(Supplied text):
Sermon : This Little Light of Mine
Text : Acts 2:1-21
Date : May 11, 2008
Context : Warren Wilson Presbyterian Church and College Chapel
Pentecost Sunday
By : Rev. Steve Runholt


When the day of Pentecost had come, they were all together in one place. And suddenly from heaven there came a sound like the rush of a violent wind, and it filled the entire house where they were sitting.

Acts 2:1


A couple weeks ago Robyn and I had the vast privilege of hearing Bruce Springsteen in concert. This was my first time hearing "The Boss" live, and I have to confess I was a little overwhelmed by the experience.

Robyn had warned me that a Springsteen concert can feel an awful lot like a religious experience. And sure enough, the first thing Mr. Springsteen did when he walked on stage was to grab a sponge - he would later need this to douse himself for he worked up quite a sweat - and to fling water out on the crowd, which felt very much like a kind of baptism.

It's as though he was saying, Get ready for what's to come, folks, for it's gonna be big. And big it was.

After a couple of tunes he shouted out a question to the crowd: "Is there anybody alive out there?"

It's a line from one of the songs on his new record. The song is called Radio Nowhere . As I hear it, it's a kind of commentary on the banality of our culture, a culture in which more people seem to care about the outcome of American Idol or Dancing with the Stars than care about the outcome of the war in Iraq, than are even aware of the war in Iraq.

"Is there anybody alive out there?" It's hard to know exactly what that question was intended to be. A challenge? A commentary? An invitation? Maybe it was all those things.

But whatever it was the question gave way immediately to one of Bruce Springsteen's modern anthems:

I just want to hear some rhythm , Mr. Springsteen sang
I want a thousand guitars
I want pounding drums
I want a million different voices speaking in tongues

What he wants is to know that people care, that people are indeed alive out there and are paying attention to what's going on in the world.

(Source data):
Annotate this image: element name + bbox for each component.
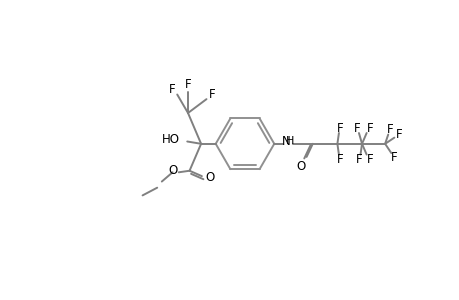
Text: F: F: [395, 128, 402, 141]
Text: F: F: [336, 153, 343, 166]
Text: HO: HO: [161, 133, 179, 146]
Text: N: N: [281, 135, 290, 148]
Text: F: F: [336, 122, 343, 135]
Text: F: F: [169, 83, 175, 96]
Text: F: F: [185, 78, 191, 91]
Text: F: F: [353, 122, 360, 135]
Text: O: O: [205, 171, 214, 184]
Text: O: O: [296, 160, 305, 172]
Text: F: F: [366, 153, 372, 166]
Text: F: F: [390, 151, 397, 164]
Text: F: F: [366, 122, 372, 135]
Text: H: H: [285, 136, 293, 146]
Text: F: F: [386, 123, 392, 136]
Text: O: O: [168, 164, 177, 177]
Text: F: F: [355, 153, 362, 166]
Text: F: F: [209, 88, 215, 101]
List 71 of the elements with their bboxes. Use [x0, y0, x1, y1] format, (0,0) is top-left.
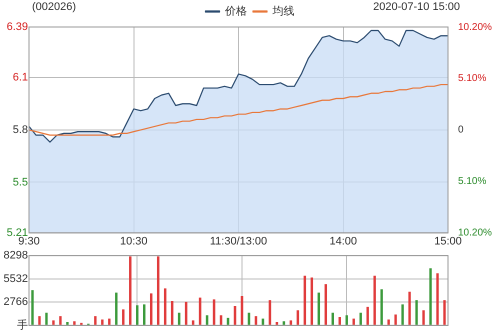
bar — [380, 289, 383, 325]
y-tick-label: 8298 — [4, 250, 28, 262]
bar — [373, 276, 376, 325]
bar — [198, 298, 202, 325]
bar — [296, 310, 300, 325]
x-tick-label: 10:30 — [120, 235, 148, 248]
bar — [338, 316, 341, 325]
bar — [136, 305, 138, 325]
y-tick-label: 2766 — [4, 296, 28, 308]
bar — [156, 256, 160, 325]
bar — [290, 320, 292, 325]
chart-title: (002026) — [32, 1, 76, 13]
bar — [268, 300, 272, 325]
bar — [206, 315, 208, 325]
bar — [429, 268, 432, 325]
y-tick-label: 6.39 — [6, 21, 28, 34]
x-tick-label: 14:00 — [329, 235, 358, 248]
bar — [359, 312, 362, 325]
y2-tick-label: 5.10% — [458, 176, 486, 188]
text: 2020-07-10 15:00 — [373, 1, 460, 13]
bar — [101, 320, 104, 325]
bar — [415, 300, 418, 325]
bar — [122, 309, 124, 325]
bar — [408, 292, 411, 325]
bar — [212, 299, 216, 325]
x-tick-label: 11:30/13:00 — [210, 235, 268, 248]
bar — [143, 304, 146, 325]
bar — [352, 318, 355, 325]
x-tick-label: 15:00 — [434, 235, 462, 248]
bar — [108, 318, 111, 325]
bar — [52, 320, 55, 325]
legend-label: 均线 — [272, 4, 294, 18]
bar — [346, 315, 348, 325]
bar — [115, 292, 118, 325]
bar — [276, 322, 278, 325]
y2-tick-label: 0 — [458, 124, 464, 136]
bar — [220, 315, 222, 325]
bar — [192, 320, 194, 325]
y-tick-label: 5.5 — [12, 176, 28, 188]
bar — [178, 312, 180, 325]
bar — [45, 312, 48, 325]
bar — [366, 306, 369, 325]
bar — [394, 314, 397, 325]
bar — [129, 256, 132, 325]
bar — [164, 288, 166, 325]
bar — [401, 304, 404, 325]
bar — [310, 277, 314, 325]
y-tick-label: 5532 — [4, 272, 28, 285]
bar — [94, 316, 97, 325]
y-tick-label: 6.1 — [12, 72, 28, 84]
x-tick-label: 9:30 — [18, 235, 40, 248]
bar — [254, 316, 258, 325]
bar — [332, 312, 334, 325]
bar — [282, 321, 286, 325]
bar — [387, 320, 390, 325]
y2-tick-label: 5.10% — [458, 73, 486, 84]
bar — [304, 276, 306, 325]
y2-tick-label: 10.20% — [458, 22, 492, 33]
bar — [150, 293, 152, 325]
legend-label: 价格 — [224, 6, 247, 18]
bar — [324, 284, 328, 325]
bar — [318, 292, 320, 325]
y-tick-label: 手 — [17, 318, 28, 332]
bar — [184, 302, 188, 325]
y-tick-label: 5.8 — [12, 124, 28, 136]
bar — [170, 301, 174, 325]
bar — [73, 321, 76, 325]
bar — [66, 322, 69, 325]
bar — [262, 318, 264, 325]
bar — [59, 316, 62, 325]
bar — [422, 310, 425, 325]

(Written request A):
In the sermon, what question did Springsteen shout to the crowd after a couple of tunes?
(Written request B):
Count the rows whose lines contain the string "legend", treating case as significant, and give only the number.
The sermon and the rows are separate material with no connection to each other.

(Response A):
"Is there anybody alive out there?"

(Response B):
2